**Given request**:
Make an exact copy of the records, with the images left out.

Saved entries

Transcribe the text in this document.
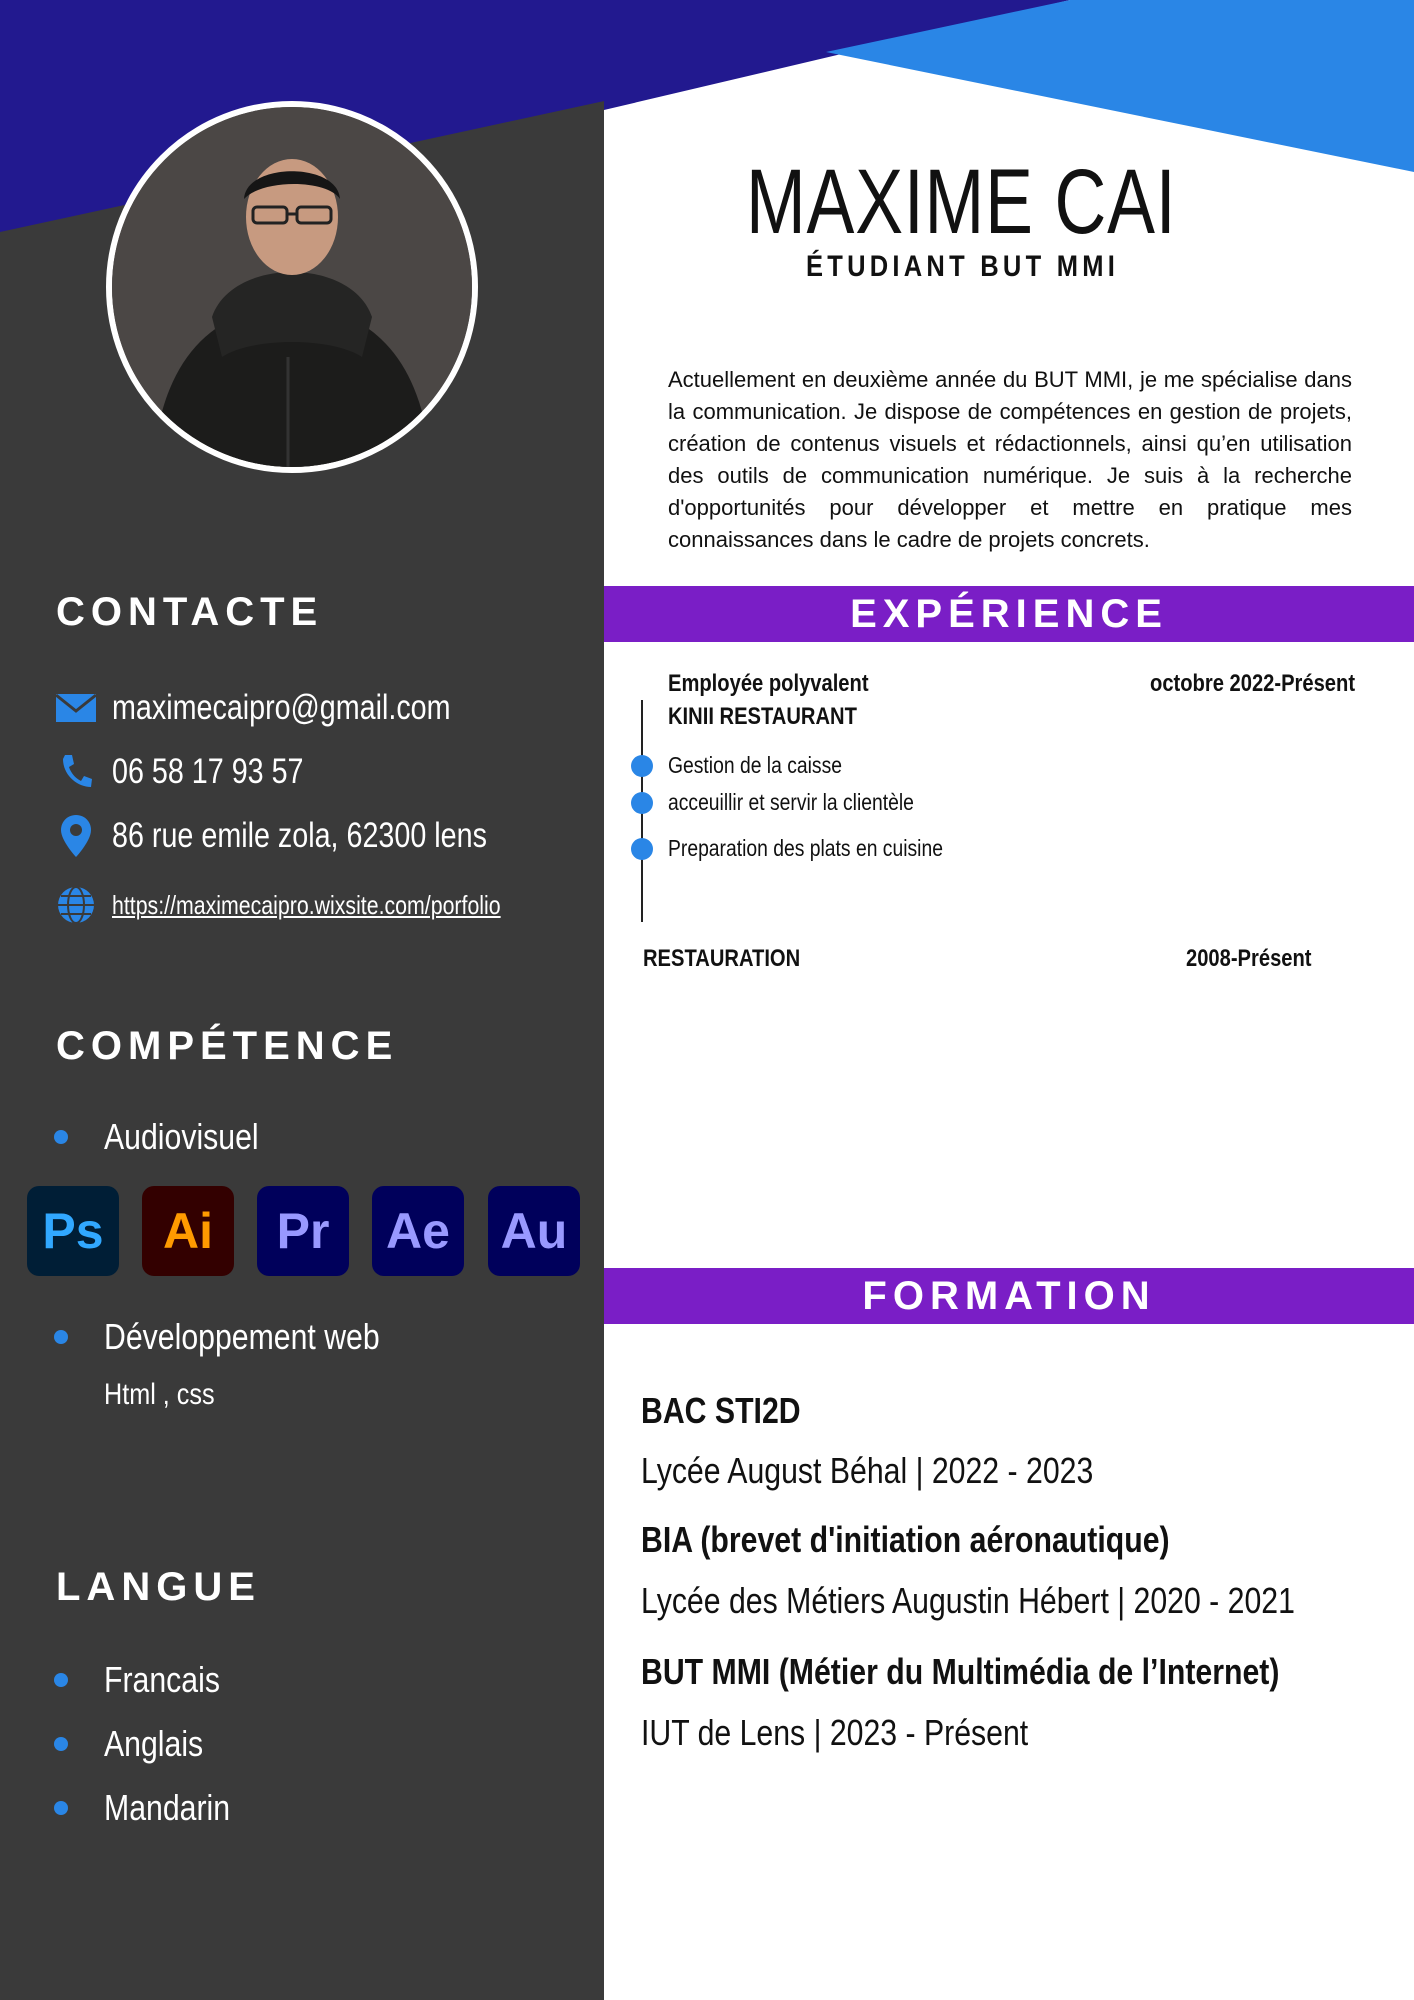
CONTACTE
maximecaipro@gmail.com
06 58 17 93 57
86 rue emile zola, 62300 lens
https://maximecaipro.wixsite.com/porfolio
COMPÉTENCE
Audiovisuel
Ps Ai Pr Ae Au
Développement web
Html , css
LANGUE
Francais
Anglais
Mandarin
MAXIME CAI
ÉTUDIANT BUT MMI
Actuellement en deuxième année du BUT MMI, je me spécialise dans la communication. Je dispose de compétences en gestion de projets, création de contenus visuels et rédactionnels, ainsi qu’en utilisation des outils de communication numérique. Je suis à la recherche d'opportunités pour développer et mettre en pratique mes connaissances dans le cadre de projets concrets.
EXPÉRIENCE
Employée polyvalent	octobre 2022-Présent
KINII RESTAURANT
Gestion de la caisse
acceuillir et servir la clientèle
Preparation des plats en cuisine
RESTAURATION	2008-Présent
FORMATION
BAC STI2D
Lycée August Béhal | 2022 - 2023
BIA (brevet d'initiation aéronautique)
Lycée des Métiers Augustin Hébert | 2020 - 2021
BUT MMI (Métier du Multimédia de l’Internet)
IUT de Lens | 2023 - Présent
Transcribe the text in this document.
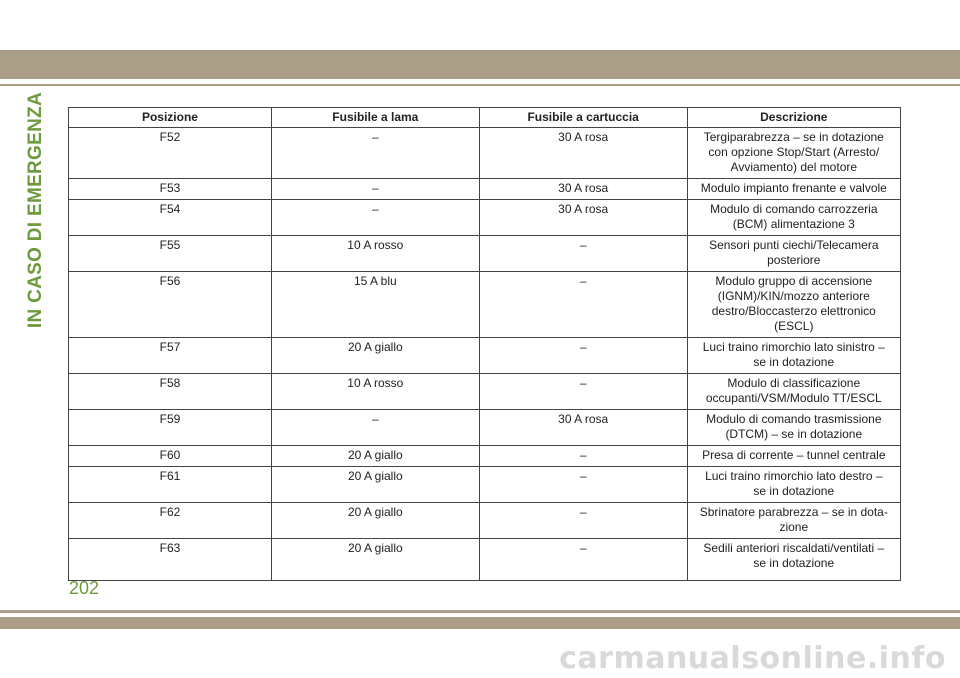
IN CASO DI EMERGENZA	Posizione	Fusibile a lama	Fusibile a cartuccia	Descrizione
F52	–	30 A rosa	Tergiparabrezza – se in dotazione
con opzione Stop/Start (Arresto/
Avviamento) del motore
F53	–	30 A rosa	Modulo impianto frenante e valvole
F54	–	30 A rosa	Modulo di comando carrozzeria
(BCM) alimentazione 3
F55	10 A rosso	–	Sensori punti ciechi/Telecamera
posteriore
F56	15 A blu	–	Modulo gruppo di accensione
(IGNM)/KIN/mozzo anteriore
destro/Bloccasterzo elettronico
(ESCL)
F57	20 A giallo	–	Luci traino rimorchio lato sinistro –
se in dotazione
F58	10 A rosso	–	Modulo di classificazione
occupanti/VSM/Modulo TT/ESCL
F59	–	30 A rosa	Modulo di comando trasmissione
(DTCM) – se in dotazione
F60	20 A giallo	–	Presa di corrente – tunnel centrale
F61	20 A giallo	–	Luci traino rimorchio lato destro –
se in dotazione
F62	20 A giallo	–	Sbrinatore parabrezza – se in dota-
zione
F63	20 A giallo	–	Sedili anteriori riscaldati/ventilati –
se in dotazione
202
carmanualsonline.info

**Reply to the task**:
Transcribe the text in this document.
CONTACTE
maximecaipro@gmail.com
06 58 17 93 57
86 rue emile zola, 62300 lens
https://maximecaipro.wixsite.com/porfolio
COMPÉTENCE
Audiovisuel
Ps Ai Pr Ae Au
Développement web
Html , css
LANGUE
Francais
Anglais
Mandarin
MAXIME CAI
ÉTUDIANT BUT MMI
Actuellement en deuxième année du BUT MMI, je me spécialise dans la communication. Je dispose de compétences en gestion de projets, création de contenus visuels et rédactionnels, ainsi qu’en utilisation des outils de communication numérique. Je suis à la recherche d'opportunités pour développer et mettre en pratique mes connaissances dans le cadre de projets concrets.
EXPÉRIENCE
Employée polyvalent	octobre 2022-Présent
KINII RESTAURANT
Gestion de la caisse
acceuillir et servir la clientèle
Preparation des plats en cuisine
RESTAURATION	2008-Présent
FORMATION
BAC STI2D
Lycée August Béhal | 2022 - 2023
BIA (brevet d'initiation aéronautique)
Lycée des Métiers Augustin Hébert | 2020 - 2021
BUT MMI (Métier du Multimédia de l’Internet)
IUT de Lens | 2023 - Présent
Transcribe the text in this document.
IN CASO DI EMERGENZA	Posizione	Fusibile a lama	Fusibile a cartuccia	Descrizione
F52	–	30 A rosa	Tergiparabrezza – se in dotazione
con opzione Stop/Start (Arresto/
Avviamento) del motore
F53	–	30 A rosa	Modulo impianto frenante e valvole
F54	–	30 A rosa	Modulo di comando carrozzeria
(BCM) alimentazione 3
F55	10 A rosso	–	Sensori punti ciechi/Telecamera
posteriore
F56	15 A blu	–	Modulo gruppo di accensione
(IGNM)/KIN/mozzo anteriore
destro/Bloccasterzo elettronico
(ESCL)
F57	20 A giallo	–	Luci traino rimorchio lato sinistro –
se in dotazione
F58	10 A rosso	–	Modulo di classificazione
occupanti/VSM/Modulo TT/ESCL
F59	–	30 A rosa	Modulo di comando trasmissione
(DTCM) – se in dotazione
F60	20 A giallo	–	Presa di corrente – tunnel centrale
F61	20 A giallo	–	Luci traino rimorchio lato destro –
se in dotazione
F62	20 A giallo	–	Sbrinatore parabrezza – se in dota-
zione
F63	20 A giallo	–	Sedili anteriori riscaldati/ventilati –
se in dotazione
202
carmanualsonline.info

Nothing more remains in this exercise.